• **Work to do**: Read the lines below and count those that have the word "type". Respond with the number only.
——————
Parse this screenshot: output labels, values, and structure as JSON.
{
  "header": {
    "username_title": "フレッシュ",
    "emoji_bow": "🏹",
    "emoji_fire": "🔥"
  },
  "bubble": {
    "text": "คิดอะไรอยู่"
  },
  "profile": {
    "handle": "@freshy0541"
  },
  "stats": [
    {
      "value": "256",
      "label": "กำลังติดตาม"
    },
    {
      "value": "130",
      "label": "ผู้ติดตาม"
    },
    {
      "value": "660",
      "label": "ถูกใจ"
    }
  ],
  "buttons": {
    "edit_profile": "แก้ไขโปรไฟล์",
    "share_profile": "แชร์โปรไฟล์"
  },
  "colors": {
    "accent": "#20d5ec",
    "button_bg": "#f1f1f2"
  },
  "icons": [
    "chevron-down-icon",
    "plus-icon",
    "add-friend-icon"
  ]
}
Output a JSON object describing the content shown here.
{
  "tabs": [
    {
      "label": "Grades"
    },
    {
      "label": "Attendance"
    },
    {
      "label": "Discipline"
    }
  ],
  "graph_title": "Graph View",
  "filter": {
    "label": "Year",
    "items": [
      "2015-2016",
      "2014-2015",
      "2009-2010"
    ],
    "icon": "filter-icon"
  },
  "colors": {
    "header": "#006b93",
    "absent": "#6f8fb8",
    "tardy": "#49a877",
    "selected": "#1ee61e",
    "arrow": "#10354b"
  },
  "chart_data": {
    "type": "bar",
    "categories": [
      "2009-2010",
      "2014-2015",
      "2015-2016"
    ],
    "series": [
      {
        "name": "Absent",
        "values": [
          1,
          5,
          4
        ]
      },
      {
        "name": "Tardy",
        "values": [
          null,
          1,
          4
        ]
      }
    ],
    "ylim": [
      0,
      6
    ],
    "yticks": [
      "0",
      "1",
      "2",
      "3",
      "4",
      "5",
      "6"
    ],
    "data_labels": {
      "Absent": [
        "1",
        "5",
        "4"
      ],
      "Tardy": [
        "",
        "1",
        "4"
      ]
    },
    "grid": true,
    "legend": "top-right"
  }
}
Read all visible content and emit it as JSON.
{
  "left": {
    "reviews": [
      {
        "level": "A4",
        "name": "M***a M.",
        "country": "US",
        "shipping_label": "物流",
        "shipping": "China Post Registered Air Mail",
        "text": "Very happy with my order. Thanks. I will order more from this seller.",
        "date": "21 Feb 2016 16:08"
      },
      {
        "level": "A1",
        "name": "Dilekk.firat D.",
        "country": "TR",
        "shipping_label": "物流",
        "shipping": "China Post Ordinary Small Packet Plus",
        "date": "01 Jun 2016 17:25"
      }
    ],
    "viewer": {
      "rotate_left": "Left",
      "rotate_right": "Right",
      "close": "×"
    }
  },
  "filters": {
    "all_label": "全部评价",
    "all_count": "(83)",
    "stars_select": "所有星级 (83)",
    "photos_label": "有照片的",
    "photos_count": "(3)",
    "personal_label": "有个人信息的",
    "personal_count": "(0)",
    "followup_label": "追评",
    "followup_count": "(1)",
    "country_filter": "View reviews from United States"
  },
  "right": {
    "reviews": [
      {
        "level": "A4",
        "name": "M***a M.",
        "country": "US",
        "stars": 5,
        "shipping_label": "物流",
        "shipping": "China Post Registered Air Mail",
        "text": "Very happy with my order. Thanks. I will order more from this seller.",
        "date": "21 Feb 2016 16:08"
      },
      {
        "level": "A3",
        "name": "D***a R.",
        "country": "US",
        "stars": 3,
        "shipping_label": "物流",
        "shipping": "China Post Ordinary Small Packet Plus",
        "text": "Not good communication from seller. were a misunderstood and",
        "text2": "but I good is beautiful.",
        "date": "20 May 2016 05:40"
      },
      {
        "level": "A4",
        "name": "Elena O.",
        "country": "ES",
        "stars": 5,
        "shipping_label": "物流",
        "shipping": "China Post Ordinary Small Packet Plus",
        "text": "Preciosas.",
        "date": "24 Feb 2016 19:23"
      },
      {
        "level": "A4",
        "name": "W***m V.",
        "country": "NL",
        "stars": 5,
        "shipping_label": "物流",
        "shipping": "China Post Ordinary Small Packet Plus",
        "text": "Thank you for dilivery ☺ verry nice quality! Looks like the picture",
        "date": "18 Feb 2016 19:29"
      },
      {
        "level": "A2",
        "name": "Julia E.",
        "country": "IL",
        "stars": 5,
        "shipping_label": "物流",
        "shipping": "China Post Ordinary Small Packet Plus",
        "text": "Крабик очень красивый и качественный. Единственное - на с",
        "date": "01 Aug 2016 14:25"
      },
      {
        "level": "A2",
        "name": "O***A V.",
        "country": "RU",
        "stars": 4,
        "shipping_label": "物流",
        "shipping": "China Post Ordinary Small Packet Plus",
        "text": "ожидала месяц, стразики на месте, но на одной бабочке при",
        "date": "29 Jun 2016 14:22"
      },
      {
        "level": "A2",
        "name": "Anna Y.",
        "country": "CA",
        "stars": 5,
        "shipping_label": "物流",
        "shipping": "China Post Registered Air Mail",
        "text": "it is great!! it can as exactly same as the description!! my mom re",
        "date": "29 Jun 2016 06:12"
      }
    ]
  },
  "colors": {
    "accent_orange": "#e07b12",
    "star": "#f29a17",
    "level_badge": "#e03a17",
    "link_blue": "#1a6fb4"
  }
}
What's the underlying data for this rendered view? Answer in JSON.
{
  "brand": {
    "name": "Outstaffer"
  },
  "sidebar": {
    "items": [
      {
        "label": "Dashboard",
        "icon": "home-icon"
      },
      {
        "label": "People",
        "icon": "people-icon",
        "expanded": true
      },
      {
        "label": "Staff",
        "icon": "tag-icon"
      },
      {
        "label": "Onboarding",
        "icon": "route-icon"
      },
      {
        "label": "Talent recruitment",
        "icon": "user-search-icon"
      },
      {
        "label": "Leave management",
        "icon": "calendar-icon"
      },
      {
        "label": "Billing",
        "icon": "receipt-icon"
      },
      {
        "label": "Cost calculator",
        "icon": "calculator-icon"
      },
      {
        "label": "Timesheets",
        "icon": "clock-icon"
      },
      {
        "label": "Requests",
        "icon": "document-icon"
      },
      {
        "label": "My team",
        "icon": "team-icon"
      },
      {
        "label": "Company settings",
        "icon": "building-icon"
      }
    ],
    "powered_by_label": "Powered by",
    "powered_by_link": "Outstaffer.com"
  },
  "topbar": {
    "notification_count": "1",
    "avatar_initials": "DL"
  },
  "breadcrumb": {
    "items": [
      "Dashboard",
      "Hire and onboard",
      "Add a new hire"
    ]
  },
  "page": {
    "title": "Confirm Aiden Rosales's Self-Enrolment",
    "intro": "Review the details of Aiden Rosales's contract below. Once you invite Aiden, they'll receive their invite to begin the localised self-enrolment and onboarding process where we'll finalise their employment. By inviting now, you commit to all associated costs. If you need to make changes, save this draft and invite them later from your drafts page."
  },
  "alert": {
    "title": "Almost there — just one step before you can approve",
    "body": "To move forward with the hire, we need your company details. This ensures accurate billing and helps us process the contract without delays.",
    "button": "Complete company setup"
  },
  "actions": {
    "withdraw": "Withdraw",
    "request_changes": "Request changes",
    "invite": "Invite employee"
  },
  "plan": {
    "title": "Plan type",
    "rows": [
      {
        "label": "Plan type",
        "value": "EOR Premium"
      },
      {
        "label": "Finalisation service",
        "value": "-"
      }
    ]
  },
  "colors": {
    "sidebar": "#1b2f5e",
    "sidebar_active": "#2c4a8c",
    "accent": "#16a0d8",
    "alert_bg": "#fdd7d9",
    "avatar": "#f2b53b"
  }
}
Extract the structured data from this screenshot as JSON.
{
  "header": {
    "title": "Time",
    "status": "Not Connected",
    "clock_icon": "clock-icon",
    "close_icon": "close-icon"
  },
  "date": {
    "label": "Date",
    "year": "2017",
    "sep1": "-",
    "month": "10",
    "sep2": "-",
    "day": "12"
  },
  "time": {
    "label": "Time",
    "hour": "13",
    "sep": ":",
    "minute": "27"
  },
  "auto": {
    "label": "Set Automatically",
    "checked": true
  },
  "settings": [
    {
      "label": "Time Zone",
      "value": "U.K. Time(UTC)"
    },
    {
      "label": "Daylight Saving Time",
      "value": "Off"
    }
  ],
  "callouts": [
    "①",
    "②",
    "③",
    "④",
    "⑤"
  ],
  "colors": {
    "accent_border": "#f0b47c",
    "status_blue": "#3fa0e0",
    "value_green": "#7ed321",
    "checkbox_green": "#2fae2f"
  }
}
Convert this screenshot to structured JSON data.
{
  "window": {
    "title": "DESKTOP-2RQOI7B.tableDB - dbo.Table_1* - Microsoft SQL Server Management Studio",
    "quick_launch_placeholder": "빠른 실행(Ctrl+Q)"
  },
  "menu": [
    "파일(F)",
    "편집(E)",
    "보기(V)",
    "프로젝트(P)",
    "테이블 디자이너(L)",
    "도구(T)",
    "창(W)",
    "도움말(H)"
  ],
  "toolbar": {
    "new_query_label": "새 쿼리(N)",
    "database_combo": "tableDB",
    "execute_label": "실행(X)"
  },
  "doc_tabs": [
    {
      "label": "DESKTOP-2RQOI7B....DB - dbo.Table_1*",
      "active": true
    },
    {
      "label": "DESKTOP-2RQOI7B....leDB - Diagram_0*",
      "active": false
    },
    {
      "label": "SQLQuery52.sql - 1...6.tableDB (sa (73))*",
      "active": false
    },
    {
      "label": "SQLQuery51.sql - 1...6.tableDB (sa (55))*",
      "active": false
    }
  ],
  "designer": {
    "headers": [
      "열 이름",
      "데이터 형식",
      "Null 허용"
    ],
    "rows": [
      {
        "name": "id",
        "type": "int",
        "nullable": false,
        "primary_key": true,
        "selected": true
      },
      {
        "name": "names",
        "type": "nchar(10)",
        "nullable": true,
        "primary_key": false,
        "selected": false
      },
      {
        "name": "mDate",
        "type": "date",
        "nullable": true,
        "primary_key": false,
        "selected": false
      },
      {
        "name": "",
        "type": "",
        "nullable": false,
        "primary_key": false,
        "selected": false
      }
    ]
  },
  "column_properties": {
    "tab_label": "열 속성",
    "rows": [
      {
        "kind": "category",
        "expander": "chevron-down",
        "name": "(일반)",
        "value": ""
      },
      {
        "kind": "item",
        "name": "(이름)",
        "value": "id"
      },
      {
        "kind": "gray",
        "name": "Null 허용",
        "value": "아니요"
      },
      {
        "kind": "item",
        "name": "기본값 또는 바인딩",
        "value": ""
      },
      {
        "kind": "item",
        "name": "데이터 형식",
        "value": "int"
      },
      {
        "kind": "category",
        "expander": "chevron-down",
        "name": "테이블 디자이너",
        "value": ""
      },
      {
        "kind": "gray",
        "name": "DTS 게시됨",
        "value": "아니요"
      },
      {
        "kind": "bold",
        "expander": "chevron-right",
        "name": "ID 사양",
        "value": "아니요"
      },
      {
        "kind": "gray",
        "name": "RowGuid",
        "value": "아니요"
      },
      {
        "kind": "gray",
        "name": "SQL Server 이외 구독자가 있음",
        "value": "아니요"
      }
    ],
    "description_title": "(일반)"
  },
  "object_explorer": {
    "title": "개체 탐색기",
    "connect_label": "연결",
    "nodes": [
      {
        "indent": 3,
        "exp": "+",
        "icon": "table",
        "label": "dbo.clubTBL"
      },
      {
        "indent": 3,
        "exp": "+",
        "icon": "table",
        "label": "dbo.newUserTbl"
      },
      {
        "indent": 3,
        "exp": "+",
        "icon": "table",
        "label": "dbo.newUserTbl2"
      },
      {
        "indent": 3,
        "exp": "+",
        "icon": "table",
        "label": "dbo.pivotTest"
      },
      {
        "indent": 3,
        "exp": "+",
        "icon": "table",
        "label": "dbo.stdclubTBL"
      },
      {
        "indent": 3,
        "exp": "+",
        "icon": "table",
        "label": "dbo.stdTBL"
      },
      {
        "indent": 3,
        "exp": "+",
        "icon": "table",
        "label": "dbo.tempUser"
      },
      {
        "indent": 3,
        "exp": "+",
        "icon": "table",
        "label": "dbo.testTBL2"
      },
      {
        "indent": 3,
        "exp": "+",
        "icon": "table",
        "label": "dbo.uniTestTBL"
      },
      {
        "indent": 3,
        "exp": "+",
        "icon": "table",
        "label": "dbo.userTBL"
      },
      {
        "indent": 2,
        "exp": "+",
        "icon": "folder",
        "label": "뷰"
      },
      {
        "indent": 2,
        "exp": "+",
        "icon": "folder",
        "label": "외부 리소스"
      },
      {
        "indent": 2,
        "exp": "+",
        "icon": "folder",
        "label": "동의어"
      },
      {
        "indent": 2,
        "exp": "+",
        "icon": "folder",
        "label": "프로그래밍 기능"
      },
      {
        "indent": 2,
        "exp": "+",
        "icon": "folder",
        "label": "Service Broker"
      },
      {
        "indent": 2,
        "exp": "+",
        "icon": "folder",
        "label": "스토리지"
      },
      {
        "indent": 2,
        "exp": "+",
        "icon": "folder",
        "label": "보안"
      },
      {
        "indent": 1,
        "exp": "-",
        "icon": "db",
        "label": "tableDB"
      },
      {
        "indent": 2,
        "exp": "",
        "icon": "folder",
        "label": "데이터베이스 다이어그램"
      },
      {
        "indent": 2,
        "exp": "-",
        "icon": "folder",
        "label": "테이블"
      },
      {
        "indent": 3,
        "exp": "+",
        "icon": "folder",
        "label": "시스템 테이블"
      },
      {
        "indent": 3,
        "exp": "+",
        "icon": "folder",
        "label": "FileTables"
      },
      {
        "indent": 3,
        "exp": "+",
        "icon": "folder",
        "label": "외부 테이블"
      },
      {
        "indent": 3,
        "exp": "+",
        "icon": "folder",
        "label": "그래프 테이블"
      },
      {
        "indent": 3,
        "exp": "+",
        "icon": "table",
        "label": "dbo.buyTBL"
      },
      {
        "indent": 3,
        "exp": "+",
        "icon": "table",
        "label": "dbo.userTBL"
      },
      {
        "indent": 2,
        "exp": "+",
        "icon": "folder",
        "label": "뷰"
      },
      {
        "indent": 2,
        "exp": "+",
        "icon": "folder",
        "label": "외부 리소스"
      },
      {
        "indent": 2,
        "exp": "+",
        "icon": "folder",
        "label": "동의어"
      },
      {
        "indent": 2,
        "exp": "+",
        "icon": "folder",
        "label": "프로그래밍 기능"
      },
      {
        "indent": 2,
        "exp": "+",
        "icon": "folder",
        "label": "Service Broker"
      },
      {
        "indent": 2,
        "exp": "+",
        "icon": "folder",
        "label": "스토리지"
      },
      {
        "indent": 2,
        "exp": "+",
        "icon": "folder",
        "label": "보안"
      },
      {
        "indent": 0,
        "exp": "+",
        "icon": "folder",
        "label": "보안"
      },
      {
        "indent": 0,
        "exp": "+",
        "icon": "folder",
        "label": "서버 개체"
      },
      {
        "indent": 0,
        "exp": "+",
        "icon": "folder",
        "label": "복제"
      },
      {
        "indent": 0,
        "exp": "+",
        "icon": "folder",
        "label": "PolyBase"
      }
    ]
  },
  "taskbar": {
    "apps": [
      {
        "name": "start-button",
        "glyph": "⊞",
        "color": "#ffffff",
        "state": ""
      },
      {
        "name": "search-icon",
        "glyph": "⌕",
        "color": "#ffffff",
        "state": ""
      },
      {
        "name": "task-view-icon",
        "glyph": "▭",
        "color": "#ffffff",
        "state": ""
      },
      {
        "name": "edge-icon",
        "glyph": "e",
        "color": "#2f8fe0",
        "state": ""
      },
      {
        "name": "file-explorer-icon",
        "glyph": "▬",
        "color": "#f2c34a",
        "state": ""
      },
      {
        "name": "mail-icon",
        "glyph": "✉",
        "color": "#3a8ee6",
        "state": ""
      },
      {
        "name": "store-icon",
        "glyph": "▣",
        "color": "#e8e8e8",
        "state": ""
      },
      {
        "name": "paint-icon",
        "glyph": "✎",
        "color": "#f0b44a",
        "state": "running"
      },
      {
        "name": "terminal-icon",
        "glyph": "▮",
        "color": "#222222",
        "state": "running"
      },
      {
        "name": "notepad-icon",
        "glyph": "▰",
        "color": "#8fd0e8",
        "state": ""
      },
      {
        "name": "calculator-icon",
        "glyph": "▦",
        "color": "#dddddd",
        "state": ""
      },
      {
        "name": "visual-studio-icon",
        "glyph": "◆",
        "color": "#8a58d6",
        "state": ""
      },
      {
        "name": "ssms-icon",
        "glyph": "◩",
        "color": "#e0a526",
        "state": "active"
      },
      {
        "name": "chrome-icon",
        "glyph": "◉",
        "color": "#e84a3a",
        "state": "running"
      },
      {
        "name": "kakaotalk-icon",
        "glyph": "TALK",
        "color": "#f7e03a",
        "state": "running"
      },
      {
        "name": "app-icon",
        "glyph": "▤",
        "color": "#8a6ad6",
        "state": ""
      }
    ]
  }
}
——————
• **Exercise result**: 7